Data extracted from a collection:

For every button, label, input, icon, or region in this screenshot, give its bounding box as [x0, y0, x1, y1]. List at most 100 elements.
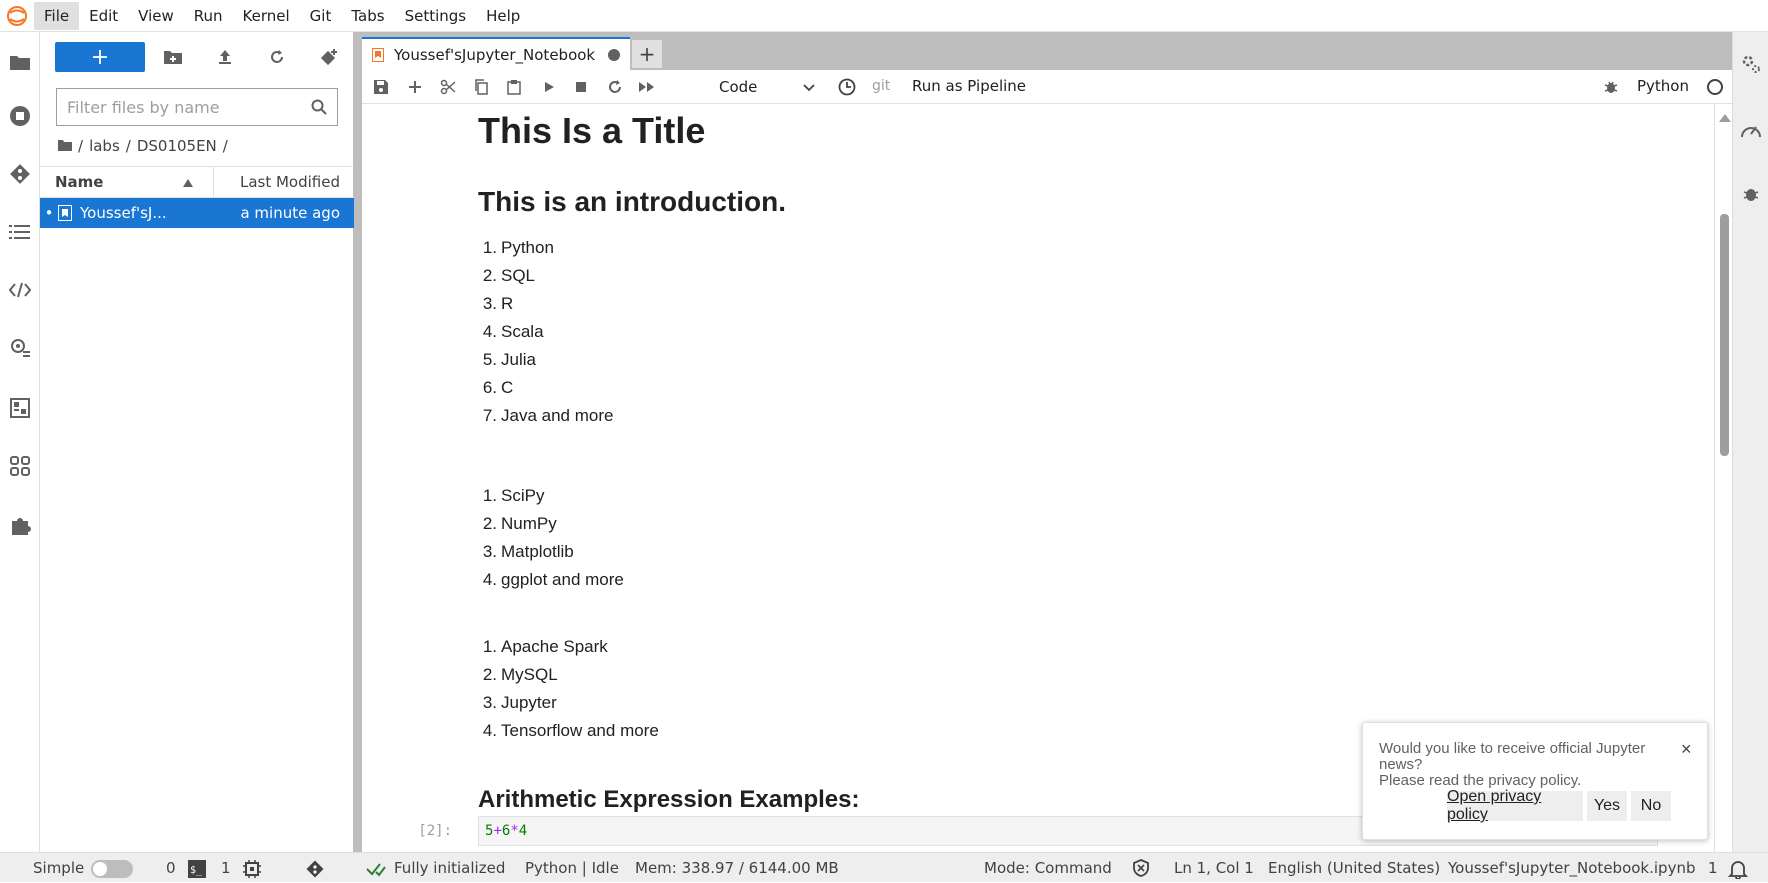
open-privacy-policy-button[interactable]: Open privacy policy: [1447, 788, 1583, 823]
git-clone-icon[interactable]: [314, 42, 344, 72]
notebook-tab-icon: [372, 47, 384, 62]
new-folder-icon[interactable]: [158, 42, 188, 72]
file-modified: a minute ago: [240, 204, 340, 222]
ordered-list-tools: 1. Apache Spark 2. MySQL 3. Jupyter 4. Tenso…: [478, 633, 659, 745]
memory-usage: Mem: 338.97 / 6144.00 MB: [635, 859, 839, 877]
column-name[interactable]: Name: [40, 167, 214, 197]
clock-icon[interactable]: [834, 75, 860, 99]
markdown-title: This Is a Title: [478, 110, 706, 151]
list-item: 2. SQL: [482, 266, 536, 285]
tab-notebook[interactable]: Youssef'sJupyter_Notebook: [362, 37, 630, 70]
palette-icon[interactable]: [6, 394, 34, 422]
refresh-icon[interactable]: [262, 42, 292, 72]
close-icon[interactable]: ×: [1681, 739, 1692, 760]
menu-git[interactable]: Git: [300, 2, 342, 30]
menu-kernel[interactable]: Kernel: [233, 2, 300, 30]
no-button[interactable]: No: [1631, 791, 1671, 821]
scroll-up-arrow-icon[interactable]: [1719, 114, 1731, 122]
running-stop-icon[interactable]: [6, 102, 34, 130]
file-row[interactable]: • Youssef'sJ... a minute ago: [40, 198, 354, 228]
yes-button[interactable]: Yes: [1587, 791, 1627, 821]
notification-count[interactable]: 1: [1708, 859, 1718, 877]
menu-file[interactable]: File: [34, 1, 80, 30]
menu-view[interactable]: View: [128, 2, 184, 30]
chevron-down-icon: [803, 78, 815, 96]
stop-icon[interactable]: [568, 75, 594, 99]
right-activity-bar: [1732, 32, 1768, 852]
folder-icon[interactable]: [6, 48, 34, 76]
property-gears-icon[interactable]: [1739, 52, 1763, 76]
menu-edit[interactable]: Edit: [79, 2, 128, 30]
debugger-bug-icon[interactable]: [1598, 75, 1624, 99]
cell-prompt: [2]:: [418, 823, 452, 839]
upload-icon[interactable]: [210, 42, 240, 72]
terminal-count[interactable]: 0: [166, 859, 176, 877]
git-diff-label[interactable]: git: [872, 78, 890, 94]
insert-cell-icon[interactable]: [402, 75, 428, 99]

TO DO: Render every line of the entries above as a Markdown table with the columns No. and Line, numbering the rows in order. Omit blank lines and the pictures.

EXERCISE RESPONSE:
| No. | Line |
|---|---|
| 1 | For every button, label, input, icon, or region in this screenshot, give its bounding box as [x0, y0, x1, y1]. List at most 100 elements. |
| 2 | open-privacy-policy-button[interactable]: Open privacy policy: [1447, 788, 1583, 823] |
| 3 | git-clone-icon[interactable]: [314, 42, 344, 72] |
| 4 | notebook-tab-icon: [372, 47, 384, 62] |
| 5 | new-folder-icon[interactable]: [158, 42, 188, 72] |
| 6 | file-modified: a minute ago: [240, 204, 340, 222] |
| 7 | ordered-list-tools: 1. Apache Spark 2. MySQL 3. Jupyter 4. Tenso…: [478, 633, 659, 745] |
| 8 | memory-usage: Mem: 338.97 / 6144.00 MB: [635, 859, 839, 877] |
| 9 | column-name[interactable]: Name: [40, 167, 214, 197] |
| 10 | clock-icon[interactable]: [834, 75, 860, 99] |
| 11 | markdown-title: This Is a Title: [478, 110, 706, 151] |
| 12 | list-item: 2. SQL: [482, 266, 536, 285] |
| 13 | tab-notebook[interactable]: Youssef'sJupyter_Notebook: [362, 37, 630, 70] |
| 14 | palette-icon[interactable]: [6, 394, 34, 422] |
| 15 | refresh-icon[interactable]: [262, 42, 292, 72] |
| 16 | close-icon[interactable]: ×: [1681, 739, 1692, 760] |
| 17 | menu-git[interactable]: Git: [300, 2, 342, 30] |
| 18 | menu-kernel[interactable]: Kernel: [233, 2, 300, 30] |
| 19 | no-button[interactable]: No: [1631, 791, 1671, 821] |
| 20 | scroll-up-arrow-icon[interactable]: [1719, 114, 1731, 122] |
| 21 | running-stop-icon[interactable]: [6, 102, 34, 130] |
| 22 | file-row[interactable]: • Youssef'sJ... a minute ago: [40, 198, 354, 228] |
| 23 | yes-button[interactable]: Yes: [1587, 791, 1627, 821] |
| 24 | notification-count[interactable]: 1: [1708, 859, 1718, 877] |
| 25 | menu-file[interactable]: File: [34, 1, 80, 30] |
| 26 | menu-view[interactable]: View: [128, 2, 184, 30] |
| 27 | chevron-down-icon: [803, 78, 815, 96] |
| 28 | stop-icon[interactable]: [568, 75, 594, 99] |
| 29 | right-activity-bar: [1732, 32, 1768, 852] |
| 30 | folder-icon[interactable]: [6, 48, 34, 76] |
| 31 | property-gears-icon[interactable]: [1739, 52, 1763, 76] |
| 32 | menu-edit[interactable]: Edit: [79, 2, 128, 30] |
| 33 | debugger-bug-icon[interactable]: [1598, 75, 1624, 99] |
| 34 | cell-prompt: [2]:: [418, 823, 452, 839] |
| 35 | upload-icon[interactable]: [210, 42, 240, 72] |
| 36 | terminal-count[interactable]: 0: [166, 859, 176, 877] |
| 37 | git-diff-label[interactable]: git: [872, 78, 890, 94] |
| 38 | insert-cell-icon[interactable]: [402, 75, 428, 99] |